--- Given text ---
══════
Promising Young Woman: A few thoughts

TW: This post discusses sexual assault and rape.

A heavy sadness has been growing in my heart for some days now. It arrived when I opened Laura Bates’ Men Who Hate Women and read about the vicious and violent threats she has received from men throughout her career, simply for voicing her opinions.

My heart grew heavier still as I watched Promising Young Woman at the cinema last night.

A book and a film both released in the past 12 months. Both cover the abuse of women. Both shining a blinding spotlight on what women know to be true – we are not safe.

The fact I need to put a trigger warning at the start of this post demonstrates just how unsafe we are – almost every woman I know has experienced some kind of abuse at the hands of man. And when many of us write about women standing up for themselves, we also include the words – if it’s safe for you to do so. We write this because for many women, it’s not safe to speak up.

I had to put Laura’s book down after reading the first 20 pages. I will pick it up again but I need to steel myself to proceed (and I haven’t even got to the really confronting parts yet).

However, I did watch the entirety of Promising Young Woman and I would describe it as brilliantly written, incredibly confronting and disturbingly accurate. It shows what women know to be true and also how men and some women dismiss, cover it up and justify it to themselves.
══════
--- Exercise instructions ---
Retype the Promising Young Woman post in full, word for word. None of the items are needed for this.
══════
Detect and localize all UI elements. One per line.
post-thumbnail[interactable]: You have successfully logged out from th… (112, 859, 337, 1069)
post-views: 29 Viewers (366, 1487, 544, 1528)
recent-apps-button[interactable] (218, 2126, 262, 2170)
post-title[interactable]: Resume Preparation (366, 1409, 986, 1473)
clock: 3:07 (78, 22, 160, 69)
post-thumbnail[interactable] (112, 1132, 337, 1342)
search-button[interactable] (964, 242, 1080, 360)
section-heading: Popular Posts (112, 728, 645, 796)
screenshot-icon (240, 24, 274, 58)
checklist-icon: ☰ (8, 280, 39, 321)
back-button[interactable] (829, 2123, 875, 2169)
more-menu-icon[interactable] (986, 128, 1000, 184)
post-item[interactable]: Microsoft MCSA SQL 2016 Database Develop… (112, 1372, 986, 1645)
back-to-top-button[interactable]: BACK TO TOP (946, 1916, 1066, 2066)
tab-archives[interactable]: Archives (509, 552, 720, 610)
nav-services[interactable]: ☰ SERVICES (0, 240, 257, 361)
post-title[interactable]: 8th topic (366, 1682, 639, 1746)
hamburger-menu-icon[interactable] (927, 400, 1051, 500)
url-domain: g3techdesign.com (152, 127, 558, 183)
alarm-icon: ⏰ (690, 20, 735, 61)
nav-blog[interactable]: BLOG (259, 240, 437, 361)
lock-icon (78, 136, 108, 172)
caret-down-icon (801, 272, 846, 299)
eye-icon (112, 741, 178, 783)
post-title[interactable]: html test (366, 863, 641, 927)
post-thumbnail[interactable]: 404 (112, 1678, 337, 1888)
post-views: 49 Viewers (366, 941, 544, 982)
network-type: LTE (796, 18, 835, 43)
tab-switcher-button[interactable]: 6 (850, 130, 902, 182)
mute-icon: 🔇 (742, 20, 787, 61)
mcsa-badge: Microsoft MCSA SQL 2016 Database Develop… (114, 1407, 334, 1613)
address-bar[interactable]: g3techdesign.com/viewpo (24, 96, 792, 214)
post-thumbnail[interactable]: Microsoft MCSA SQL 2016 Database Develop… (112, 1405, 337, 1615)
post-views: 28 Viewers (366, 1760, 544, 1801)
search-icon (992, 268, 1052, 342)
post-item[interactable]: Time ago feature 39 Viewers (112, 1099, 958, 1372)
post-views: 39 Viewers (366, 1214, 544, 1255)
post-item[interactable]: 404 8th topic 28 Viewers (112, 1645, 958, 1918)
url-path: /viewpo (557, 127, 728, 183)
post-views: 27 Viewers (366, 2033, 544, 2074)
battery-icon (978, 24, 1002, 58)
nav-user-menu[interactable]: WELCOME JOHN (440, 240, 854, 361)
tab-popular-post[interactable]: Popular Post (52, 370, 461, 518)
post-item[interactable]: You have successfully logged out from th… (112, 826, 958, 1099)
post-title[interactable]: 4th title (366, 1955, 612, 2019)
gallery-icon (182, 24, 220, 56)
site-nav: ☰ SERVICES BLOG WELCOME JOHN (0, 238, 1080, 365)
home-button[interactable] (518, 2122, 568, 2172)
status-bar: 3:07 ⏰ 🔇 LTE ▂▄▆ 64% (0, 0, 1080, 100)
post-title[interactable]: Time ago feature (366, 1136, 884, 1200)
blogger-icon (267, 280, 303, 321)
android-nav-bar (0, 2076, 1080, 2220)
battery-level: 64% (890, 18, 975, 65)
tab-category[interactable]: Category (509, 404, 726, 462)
══════
--- Answer for this exercise ---
Promising Young Woman: A few thoughts

TW: This post discusses sexual assault and rape.

A heavy sadness has been growing in my heart for some days now. It arrived when I opened Laura Bates’ Men Who Hate Women and read about the vicious and violent threats she has received from men throughout her career, simply for voicing her opinions.

My heart grew heavier still as I watched Promising Young Woman at the cinema last night.

A book and a film both released in the past 12 months. Both cover the abuse of women. Both shining a blinding spotlight on what women know to be true – we are not safe.

The fact I need to put a trigger warning at the start of this post demonstrates just how unsafe we are – almost every woman I know has experienced some kind of abuse at the hands of man. And when many of us write about women standing up for themselves, we also include the words – if it’s safe for you to do so. We write this because for many women, it’s not safe to speak up.

I had to put Laura’s book down after reading the first 20 pages. I will pick it up again but I need to steel myself to proceed (and I haven’t even got to the really confronting parts yet).

However, I did watch the entirety of Promising Young Woman and I would describe it as brilliantly written, incredibly confronting and disturbingly accurate. It shows what women know to be true and also how men and some women dismiss, cover it up and justify it to themselves.